** BEGIN Raw data **

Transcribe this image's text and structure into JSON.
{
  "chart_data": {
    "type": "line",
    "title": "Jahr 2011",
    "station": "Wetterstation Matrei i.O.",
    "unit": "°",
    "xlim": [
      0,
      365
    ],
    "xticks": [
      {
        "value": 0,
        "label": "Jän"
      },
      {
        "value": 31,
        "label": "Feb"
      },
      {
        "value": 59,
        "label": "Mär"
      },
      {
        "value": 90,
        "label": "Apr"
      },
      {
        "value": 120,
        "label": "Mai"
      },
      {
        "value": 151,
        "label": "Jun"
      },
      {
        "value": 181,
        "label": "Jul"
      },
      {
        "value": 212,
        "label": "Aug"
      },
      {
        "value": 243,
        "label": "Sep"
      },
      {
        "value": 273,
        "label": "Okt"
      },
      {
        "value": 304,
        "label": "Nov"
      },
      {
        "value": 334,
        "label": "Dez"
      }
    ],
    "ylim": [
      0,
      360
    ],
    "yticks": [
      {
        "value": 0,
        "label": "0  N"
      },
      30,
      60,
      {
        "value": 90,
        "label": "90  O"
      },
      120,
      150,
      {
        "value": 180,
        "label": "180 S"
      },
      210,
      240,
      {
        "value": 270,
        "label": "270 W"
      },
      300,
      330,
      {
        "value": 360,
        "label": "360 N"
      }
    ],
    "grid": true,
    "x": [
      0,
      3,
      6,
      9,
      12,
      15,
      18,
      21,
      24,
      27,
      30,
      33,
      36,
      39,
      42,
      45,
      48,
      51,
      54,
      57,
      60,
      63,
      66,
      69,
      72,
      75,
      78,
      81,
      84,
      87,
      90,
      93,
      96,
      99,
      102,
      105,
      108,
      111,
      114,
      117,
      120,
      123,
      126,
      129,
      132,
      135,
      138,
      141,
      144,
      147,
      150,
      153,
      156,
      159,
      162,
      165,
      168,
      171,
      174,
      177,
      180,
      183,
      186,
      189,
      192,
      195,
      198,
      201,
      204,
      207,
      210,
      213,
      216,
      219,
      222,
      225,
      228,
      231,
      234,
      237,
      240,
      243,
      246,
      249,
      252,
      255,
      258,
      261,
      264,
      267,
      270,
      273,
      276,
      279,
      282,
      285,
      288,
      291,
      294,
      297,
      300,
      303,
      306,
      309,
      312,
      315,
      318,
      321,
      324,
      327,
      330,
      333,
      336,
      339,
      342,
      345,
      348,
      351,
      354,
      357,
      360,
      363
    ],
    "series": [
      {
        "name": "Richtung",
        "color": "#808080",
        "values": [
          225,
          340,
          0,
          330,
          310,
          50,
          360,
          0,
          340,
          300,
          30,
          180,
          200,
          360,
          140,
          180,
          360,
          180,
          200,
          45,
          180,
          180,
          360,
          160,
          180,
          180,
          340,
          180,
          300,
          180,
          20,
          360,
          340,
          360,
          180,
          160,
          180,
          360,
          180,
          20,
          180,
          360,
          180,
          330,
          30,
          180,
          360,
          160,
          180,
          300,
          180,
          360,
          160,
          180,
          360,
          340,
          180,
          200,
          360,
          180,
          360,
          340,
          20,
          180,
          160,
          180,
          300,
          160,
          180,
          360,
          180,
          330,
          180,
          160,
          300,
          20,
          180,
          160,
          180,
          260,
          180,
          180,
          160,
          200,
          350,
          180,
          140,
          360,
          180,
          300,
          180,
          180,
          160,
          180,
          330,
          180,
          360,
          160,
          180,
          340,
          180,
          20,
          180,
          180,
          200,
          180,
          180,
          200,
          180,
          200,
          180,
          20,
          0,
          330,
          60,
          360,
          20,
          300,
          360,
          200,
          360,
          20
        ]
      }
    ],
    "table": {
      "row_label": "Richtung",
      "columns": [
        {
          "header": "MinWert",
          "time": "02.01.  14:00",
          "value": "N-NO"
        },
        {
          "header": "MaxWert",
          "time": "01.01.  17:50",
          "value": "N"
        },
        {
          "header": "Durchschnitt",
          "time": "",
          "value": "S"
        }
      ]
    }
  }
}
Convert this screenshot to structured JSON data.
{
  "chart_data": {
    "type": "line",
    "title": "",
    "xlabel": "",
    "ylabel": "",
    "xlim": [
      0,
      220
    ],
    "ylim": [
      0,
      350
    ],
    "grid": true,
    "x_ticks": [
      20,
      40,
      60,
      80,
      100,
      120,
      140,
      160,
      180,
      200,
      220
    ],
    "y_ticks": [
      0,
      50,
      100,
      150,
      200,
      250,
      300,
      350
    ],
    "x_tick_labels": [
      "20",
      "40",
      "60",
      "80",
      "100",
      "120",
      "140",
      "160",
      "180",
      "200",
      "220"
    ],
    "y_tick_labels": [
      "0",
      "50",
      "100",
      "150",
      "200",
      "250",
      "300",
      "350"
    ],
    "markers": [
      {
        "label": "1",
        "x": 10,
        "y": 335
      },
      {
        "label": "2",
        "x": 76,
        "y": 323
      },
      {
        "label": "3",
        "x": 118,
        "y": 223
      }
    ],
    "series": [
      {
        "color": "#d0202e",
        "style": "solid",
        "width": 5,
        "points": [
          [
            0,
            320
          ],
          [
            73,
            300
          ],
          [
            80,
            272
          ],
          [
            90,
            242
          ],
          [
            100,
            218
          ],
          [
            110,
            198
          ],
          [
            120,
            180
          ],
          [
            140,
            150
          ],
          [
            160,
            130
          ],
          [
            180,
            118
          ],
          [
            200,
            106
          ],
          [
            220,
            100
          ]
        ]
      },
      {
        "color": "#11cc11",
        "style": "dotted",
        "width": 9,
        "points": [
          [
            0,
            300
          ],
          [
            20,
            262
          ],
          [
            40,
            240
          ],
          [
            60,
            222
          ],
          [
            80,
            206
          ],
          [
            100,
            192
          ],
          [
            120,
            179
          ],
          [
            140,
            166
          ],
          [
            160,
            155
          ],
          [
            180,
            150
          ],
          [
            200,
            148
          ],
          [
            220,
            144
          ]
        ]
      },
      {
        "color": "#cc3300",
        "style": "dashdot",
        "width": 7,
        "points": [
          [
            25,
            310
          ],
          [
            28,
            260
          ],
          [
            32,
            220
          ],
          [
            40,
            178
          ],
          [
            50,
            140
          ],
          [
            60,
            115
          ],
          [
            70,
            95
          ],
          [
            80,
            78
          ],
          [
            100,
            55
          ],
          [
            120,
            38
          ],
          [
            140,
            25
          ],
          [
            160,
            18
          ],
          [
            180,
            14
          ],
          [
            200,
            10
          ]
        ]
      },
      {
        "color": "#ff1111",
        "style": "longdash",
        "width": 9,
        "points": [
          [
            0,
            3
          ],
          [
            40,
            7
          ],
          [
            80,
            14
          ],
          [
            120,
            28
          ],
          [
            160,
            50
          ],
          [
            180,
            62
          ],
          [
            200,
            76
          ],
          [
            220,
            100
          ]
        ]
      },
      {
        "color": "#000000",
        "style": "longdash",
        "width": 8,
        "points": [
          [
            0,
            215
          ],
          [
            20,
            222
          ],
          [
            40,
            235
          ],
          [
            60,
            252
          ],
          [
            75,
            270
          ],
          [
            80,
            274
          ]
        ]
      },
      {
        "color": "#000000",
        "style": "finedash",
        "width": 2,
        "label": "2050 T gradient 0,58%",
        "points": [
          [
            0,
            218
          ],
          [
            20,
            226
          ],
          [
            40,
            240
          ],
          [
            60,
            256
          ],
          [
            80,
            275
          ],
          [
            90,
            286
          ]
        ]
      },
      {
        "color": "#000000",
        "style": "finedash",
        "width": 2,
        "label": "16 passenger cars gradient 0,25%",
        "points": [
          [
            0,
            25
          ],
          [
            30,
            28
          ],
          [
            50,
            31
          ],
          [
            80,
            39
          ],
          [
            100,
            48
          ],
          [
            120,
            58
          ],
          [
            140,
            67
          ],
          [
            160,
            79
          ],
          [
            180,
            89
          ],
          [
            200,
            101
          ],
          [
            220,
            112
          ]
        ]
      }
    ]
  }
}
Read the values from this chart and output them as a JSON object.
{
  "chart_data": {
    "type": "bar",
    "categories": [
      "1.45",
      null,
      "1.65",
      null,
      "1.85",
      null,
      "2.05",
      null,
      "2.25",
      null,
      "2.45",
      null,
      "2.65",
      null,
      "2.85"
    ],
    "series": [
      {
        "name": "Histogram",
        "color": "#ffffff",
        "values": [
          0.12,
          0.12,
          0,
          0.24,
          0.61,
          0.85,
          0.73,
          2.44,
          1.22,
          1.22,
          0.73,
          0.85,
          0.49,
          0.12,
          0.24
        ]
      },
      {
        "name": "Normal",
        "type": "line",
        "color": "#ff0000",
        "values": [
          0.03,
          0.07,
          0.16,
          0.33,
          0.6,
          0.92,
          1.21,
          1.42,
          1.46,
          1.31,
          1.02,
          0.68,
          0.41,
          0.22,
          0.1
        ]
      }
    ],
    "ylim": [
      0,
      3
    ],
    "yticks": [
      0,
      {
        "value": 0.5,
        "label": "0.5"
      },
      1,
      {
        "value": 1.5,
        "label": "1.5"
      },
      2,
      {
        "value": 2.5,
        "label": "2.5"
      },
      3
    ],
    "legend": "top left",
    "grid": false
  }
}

** END Raw data **

Work to do: Copy each line of the listing that includes "header".

Task response:
          "header": "MinWert",
          "header": "MaxWert",
          "header": "Durchschnitt",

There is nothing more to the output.